What you have to do - When the string "inheritance" is part of a line in the data below, report the whole line.

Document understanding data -
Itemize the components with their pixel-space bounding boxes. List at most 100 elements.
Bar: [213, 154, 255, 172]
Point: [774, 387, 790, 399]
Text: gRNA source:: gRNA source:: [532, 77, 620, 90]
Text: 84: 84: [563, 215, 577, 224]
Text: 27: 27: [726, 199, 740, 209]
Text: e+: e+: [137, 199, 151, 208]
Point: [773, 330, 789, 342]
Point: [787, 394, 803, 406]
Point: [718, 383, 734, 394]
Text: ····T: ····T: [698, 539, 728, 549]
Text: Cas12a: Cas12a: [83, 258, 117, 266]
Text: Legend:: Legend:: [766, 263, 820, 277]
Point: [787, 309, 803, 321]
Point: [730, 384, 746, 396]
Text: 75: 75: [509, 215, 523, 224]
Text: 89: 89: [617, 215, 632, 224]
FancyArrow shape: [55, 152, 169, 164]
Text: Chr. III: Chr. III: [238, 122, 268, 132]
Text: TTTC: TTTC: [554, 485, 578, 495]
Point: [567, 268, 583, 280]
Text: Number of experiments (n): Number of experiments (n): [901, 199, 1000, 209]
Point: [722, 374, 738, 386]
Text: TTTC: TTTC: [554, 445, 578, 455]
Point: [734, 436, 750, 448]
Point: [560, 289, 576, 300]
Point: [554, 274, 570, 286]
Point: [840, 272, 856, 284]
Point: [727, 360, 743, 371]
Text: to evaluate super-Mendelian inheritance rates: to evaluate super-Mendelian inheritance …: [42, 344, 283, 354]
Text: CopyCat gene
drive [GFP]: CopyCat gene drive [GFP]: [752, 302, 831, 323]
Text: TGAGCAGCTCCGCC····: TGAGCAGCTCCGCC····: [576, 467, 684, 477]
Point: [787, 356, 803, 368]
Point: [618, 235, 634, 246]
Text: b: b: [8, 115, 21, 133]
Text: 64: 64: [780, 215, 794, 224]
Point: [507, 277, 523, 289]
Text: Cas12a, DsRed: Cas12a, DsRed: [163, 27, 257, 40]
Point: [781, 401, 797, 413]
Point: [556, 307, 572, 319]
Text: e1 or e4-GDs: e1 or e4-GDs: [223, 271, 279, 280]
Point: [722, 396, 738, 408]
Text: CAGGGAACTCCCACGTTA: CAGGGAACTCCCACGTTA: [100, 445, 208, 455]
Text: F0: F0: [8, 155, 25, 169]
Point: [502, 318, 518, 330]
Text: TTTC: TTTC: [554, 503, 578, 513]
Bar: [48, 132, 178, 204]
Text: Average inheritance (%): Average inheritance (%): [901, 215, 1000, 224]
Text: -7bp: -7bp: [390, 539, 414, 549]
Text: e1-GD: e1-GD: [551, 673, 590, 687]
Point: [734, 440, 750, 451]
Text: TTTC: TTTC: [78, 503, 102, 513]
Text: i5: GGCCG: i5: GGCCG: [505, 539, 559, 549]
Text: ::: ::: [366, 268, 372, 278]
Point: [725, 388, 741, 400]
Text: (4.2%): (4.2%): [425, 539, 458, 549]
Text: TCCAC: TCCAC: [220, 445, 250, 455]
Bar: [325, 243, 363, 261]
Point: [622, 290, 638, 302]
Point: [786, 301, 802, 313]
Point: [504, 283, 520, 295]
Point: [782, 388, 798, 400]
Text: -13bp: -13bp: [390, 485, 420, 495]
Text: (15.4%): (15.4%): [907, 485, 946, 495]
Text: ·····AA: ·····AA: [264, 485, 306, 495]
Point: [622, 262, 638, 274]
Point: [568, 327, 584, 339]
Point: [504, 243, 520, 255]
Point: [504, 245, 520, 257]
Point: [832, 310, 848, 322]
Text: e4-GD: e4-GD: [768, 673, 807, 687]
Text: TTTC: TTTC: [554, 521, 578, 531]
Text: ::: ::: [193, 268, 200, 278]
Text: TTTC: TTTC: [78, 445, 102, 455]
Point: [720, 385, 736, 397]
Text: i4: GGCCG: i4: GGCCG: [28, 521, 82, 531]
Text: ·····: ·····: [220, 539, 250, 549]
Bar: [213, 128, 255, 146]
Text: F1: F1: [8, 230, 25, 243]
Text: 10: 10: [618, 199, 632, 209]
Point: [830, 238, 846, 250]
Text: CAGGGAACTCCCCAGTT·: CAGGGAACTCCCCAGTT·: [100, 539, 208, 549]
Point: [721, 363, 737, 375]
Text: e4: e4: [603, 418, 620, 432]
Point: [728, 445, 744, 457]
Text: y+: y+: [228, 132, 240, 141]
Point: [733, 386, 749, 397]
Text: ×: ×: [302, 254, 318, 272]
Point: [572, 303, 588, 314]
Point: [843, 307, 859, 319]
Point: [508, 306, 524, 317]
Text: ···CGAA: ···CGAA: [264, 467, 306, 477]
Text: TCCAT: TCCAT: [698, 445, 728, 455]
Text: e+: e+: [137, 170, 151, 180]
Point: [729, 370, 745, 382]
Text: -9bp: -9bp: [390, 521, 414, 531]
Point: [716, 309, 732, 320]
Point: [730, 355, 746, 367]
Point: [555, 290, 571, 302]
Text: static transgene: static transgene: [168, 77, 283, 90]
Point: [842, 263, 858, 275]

The answer -
Text: to evaluate super-Mendelian inheritance rates: to evaluate super-Mendelian inheritance …: [42, 344, 283, 354]
Text: Average inheritance (%): Average inheritance (%): [901, 215, 1000, 224]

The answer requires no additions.